Images of document pages with text

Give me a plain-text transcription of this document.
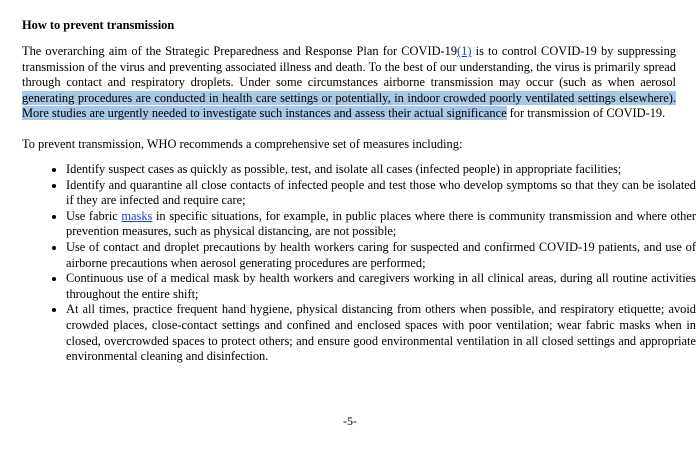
How to prevent transmission
The overarching aim of the Strategic Preparedness and Response Plan for COVID-19(1) is to control COVID-19 by suppressing transmission of the virus and preventing associated illness and death. To the best of our understanding, the virus is primarily spread through contact and respiratory droplets. Under some circumstances airborne transmission may occur (such as when aerosol generating procedures are conducted in health care settings or potentially, in indoor crowded poorly ventilated settings elsewhere). More studies are urgently needed to investigate such instances and assess their actual significance for transmission of COVID-19.
To prevent transmission, WHO recommends a comprehensive set of measures including:
• Identify suspect cases as quickly as possible, test, and isolate all cases (infected people) in appropriate facilities;
• Identify and quarantine all close contacts of infected people and test those who develop symptoms so that they can be isolated if they are infected and require care;
• Use fabric masks in specific situations, for example, in public places where there is community transmission and where other prevention measures, such as physical distancing, are not possible;
• Use of contact and droplet precautions by health workers caring for suspected and confirmed COVID-19 patients, and use of airborne precautions when aerosol generating procedures are performed;
• Continuous use of a medical mask by health workers and caregivers working in all clinical areas, during all routine activities throughout the entire shift;
• At all times, practice frequent hand hygiene, physical distancing from others when possible, and respiratory etiquette; avoid crowded places, close-contact settings and confined and enclosed spaces with poor ventilation; wear fabric masks when in closed, overcrowded spaces to protect others; and ensure good environmental ventilation in all closed settings and appropriate environmental cleaning and disinfection.
-5-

◆ Problem to solve
Identify the lines above with the word "close". Copy them.

◆ Response area
• Identify and quarantine all close contacts of infected people and test those who develop symptoms so that they can be isolated if they are infected and require care;
• At all times, practice frequent hand hygiene, physical distancing from others when possible, and respiratory etiquette; avoid crowded places, close-contact settings and confined and enclosed spaces with poor ventilation; wear fabric masks when in closed, overcrowded spaces to protect others; and ensure good environmental ventilation in all closed settings and appropriate environmental cleaning and disinfection.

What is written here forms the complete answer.